Data records
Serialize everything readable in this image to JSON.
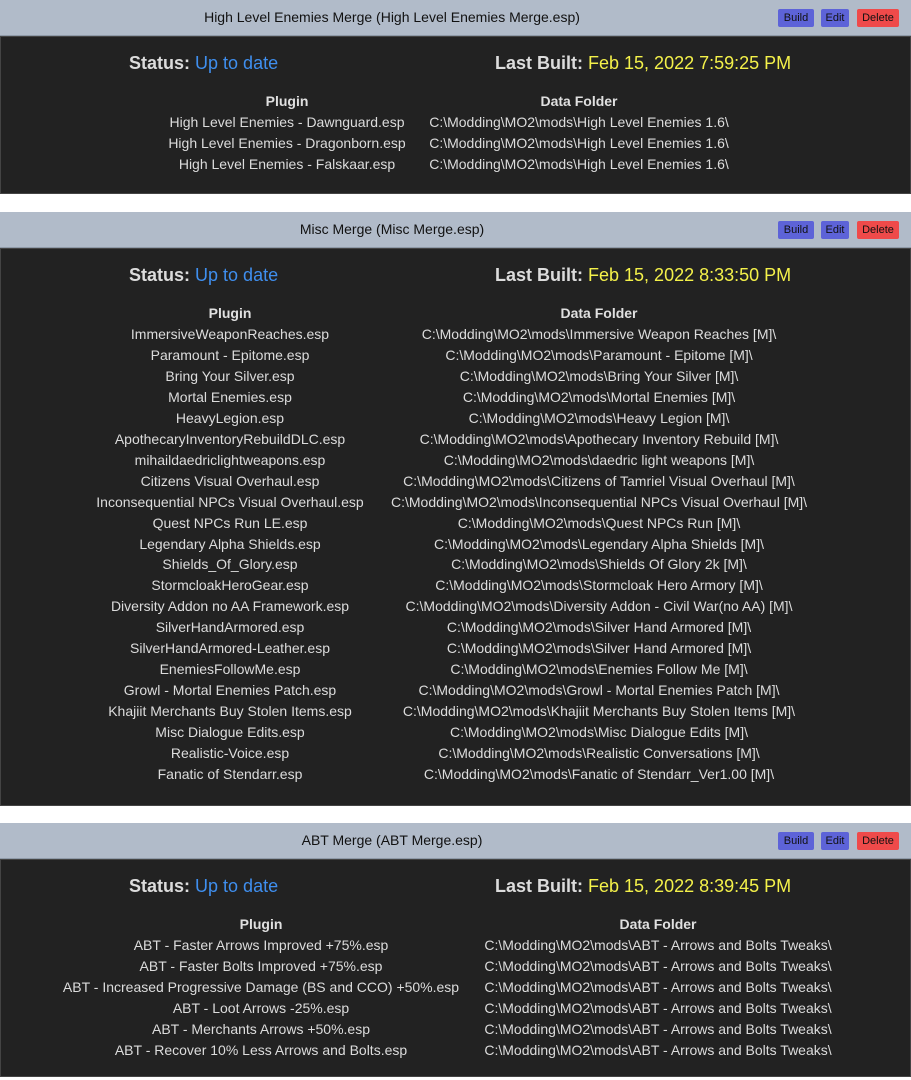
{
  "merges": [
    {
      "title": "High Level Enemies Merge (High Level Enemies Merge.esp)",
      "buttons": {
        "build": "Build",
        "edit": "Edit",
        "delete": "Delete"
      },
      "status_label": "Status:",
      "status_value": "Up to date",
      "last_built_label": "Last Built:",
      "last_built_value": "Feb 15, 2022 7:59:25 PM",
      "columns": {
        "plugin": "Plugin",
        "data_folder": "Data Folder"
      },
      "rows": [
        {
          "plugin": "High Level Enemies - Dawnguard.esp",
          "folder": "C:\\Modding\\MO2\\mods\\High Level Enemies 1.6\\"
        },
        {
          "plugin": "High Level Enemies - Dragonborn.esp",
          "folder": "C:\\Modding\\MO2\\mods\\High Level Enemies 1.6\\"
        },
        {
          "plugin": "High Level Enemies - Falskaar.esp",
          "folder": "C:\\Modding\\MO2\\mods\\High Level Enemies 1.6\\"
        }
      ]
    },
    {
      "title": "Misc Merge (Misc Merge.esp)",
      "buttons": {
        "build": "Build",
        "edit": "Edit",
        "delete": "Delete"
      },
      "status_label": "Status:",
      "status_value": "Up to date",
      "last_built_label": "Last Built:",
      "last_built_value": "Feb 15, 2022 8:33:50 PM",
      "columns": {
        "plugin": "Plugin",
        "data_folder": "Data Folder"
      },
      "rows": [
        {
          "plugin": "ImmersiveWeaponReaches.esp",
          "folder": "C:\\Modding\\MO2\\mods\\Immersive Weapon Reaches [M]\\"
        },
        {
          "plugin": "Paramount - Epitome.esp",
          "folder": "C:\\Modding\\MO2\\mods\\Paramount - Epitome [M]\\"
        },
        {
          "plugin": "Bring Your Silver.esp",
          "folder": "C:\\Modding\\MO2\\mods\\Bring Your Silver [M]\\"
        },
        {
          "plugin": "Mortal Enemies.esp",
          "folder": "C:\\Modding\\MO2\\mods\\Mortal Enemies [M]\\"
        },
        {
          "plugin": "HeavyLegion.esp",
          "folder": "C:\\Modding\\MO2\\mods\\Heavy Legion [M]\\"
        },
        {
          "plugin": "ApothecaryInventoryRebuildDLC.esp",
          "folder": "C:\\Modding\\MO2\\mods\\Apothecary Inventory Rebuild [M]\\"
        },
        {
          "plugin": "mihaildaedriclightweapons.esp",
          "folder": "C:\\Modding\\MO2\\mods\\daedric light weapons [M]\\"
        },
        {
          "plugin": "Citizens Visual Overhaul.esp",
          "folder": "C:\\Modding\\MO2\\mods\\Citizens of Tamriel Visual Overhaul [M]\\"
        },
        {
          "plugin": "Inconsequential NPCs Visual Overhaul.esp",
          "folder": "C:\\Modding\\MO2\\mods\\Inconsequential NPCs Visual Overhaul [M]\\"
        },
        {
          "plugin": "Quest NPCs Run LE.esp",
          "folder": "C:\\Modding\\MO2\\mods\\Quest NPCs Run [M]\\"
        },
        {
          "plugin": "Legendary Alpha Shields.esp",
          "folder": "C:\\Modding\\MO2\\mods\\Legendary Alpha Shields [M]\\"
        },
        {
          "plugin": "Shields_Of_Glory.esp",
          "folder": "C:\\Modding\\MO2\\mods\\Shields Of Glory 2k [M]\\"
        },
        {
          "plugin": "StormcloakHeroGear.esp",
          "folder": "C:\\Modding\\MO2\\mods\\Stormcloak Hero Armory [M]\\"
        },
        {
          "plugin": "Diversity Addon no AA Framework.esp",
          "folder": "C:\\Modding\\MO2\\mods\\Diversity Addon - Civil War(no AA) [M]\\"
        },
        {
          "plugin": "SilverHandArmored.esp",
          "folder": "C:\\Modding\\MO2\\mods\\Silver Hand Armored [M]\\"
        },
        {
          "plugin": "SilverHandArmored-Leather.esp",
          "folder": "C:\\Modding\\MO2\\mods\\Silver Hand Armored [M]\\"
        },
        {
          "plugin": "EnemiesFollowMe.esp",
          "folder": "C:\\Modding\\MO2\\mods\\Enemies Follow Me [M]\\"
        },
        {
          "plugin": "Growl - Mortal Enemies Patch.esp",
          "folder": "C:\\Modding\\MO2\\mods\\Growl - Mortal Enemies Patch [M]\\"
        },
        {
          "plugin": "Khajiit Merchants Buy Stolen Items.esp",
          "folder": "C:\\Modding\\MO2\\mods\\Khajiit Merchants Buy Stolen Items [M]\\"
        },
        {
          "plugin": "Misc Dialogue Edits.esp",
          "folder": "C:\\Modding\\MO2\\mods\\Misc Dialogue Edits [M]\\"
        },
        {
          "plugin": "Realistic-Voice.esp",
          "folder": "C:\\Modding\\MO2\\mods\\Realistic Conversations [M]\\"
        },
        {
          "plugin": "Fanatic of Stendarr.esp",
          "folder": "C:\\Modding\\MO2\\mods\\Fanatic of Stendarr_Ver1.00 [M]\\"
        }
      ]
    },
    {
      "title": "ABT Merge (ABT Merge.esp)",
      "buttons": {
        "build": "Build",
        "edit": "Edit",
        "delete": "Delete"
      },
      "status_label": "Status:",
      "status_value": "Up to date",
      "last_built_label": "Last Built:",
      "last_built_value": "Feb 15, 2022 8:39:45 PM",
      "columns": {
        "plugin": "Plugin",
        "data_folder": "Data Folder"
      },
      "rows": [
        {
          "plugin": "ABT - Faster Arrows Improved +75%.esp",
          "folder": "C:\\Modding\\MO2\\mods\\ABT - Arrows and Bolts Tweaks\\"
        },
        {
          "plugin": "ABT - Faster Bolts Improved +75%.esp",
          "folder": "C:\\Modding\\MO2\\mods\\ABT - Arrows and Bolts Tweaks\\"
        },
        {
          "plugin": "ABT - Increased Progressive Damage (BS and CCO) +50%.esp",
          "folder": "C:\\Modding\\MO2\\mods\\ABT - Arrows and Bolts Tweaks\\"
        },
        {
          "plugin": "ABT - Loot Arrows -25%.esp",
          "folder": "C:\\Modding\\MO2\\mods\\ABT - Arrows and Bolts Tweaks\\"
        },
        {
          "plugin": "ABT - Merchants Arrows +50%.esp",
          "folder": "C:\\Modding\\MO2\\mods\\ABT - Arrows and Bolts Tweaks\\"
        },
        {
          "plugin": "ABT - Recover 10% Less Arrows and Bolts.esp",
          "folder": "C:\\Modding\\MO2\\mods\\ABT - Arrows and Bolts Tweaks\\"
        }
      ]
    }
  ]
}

--

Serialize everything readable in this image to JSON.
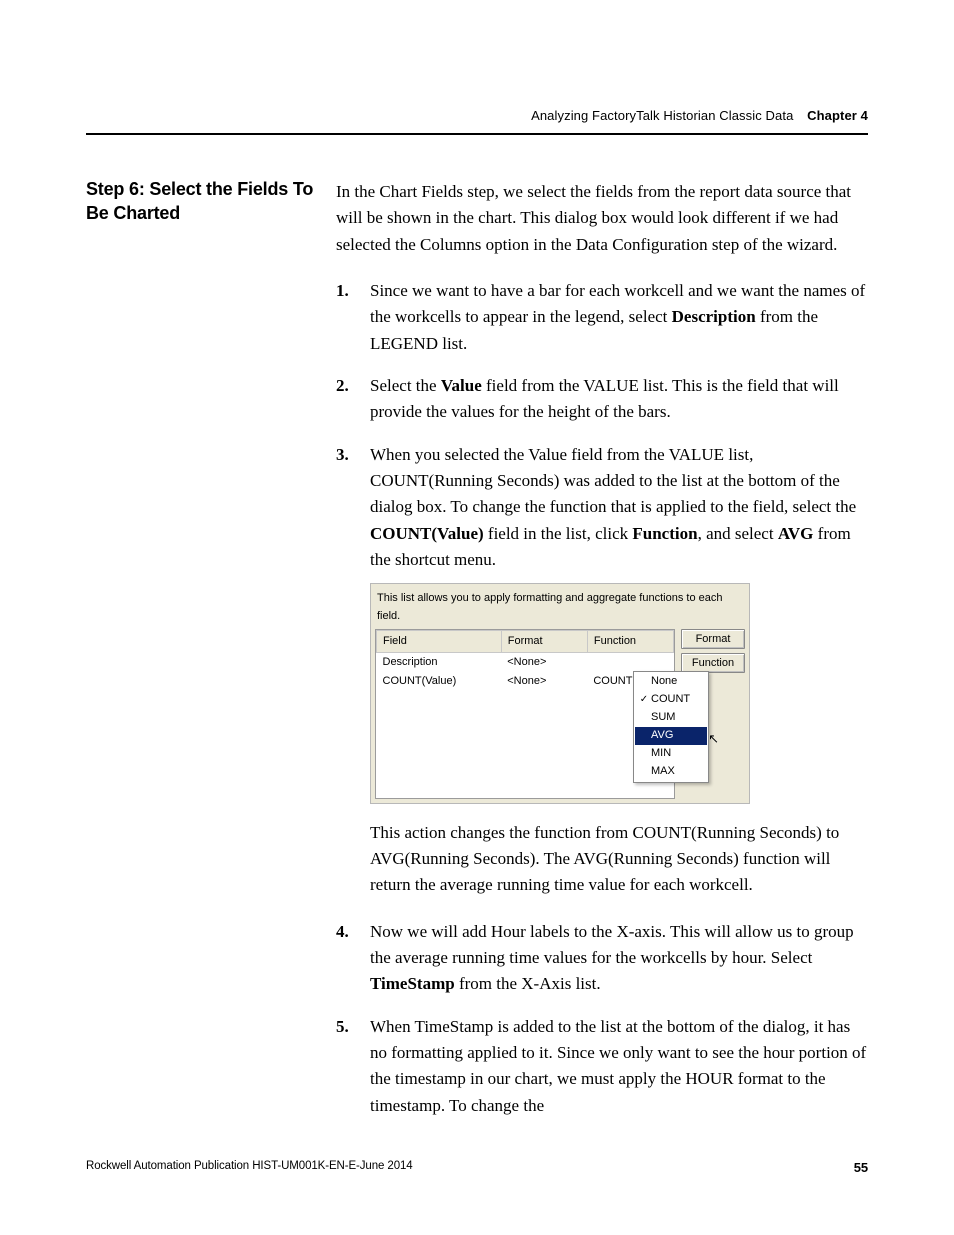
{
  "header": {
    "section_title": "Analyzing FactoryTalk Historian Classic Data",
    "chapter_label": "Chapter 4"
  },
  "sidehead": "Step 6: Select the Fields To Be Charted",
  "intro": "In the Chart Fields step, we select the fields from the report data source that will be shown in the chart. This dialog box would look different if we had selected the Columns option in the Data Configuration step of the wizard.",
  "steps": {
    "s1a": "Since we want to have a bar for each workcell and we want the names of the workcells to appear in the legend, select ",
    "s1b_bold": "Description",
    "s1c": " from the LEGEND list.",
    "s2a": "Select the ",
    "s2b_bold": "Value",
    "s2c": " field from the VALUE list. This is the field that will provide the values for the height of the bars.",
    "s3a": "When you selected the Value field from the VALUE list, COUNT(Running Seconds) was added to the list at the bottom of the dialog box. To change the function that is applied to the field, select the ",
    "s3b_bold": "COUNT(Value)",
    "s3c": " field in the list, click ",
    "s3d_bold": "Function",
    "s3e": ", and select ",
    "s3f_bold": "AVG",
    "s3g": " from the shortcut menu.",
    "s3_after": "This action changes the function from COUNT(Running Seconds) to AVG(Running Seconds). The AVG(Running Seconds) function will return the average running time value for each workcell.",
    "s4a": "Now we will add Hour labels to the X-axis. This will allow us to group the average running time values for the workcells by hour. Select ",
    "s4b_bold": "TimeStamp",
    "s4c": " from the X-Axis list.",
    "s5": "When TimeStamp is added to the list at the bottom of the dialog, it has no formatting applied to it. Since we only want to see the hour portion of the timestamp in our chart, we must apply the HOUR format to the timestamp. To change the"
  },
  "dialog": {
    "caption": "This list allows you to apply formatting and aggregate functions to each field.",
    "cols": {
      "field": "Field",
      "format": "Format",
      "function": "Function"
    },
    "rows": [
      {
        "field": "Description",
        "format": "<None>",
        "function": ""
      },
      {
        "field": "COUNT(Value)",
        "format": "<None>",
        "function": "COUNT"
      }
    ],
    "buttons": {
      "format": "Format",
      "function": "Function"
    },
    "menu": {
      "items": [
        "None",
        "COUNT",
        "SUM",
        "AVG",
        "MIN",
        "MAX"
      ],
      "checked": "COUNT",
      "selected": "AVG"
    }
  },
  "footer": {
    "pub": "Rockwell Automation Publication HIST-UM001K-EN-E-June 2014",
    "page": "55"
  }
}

...

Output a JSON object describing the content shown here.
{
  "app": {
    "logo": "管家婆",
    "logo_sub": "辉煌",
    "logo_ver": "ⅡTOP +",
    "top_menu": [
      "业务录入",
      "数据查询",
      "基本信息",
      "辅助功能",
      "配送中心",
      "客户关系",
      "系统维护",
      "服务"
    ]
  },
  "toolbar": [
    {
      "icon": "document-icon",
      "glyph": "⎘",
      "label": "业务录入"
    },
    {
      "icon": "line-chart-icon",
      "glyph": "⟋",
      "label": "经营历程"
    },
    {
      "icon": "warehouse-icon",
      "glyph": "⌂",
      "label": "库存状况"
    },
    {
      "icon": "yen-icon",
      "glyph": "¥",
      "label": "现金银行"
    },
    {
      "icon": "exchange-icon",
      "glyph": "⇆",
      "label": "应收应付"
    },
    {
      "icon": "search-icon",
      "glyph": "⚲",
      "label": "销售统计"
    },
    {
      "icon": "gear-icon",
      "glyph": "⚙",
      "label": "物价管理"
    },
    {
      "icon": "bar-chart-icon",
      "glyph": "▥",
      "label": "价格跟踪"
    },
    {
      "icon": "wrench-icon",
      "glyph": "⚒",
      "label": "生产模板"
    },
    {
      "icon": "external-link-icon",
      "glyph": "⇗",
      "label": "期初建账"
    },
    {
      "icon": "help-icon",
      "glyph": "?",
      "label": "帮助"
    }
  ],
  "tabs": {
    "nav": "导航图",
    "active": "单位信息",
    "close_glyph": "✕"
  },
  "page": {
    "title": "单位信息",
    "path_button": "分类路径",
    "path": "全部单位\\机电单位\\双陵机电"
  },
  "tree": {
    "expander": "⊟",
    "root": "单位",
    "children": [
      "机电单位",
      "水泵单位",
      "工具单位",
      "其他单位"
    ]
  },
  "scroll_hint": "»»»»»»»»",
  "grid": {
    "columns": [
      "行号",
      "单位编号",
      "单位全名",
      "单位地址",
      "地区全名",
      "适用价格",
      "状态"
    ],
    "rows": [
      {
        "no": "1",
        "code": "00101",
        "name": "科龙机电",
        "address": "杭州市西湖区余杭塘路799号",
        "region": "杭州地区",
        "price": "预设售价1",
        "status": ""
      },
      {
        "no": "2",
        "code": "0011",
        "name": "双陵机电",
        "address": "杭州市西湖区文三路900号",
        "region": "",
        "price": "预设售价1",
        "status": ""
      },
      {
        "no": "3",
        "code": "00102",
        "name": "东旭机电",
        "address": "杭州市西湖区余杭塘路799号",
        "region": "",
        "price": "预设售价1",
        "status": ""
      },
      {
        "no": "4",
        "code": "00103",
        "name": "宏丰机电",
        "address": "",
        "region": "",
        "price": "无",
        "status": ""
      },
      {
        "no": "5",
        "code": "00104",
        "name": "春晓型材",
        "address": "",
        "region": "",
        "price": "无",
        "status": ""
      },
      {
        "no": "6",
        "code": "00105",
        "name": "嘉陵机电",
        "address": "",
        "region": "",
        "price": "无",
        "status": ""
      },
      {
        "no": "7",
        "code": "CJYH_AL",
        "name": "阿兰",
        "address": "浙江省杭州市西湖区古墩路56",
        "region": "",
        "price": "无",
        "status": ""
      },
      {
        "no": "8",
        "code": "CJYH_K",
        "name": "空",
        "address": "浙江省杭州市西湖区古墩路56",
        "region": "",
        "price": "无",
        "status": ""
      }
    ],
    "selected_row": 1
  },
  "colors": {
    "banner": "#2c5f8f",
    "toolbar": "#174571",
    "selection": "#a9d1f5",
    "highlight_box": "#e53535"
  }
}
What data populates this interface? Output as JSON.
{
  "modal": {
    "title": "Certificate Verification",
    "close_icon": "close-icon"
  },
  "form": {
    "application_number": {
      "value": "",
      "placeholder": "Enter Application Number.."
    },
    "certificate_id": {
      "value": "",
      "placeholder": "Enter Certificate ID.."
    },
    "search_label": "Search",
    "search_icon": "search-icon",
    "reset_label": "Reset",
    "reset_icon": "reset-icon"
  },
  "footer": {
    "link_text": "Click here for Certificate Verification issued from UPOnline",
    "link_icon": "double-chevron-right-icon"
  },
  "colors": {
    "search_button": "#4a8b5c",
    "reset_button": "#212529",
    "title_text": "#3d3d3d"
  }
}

| WHAT TO PRODUCE |
Looking at the material above, count the lines that hold "workcells" and give the total alone.

| RIGHT ANSWER |
2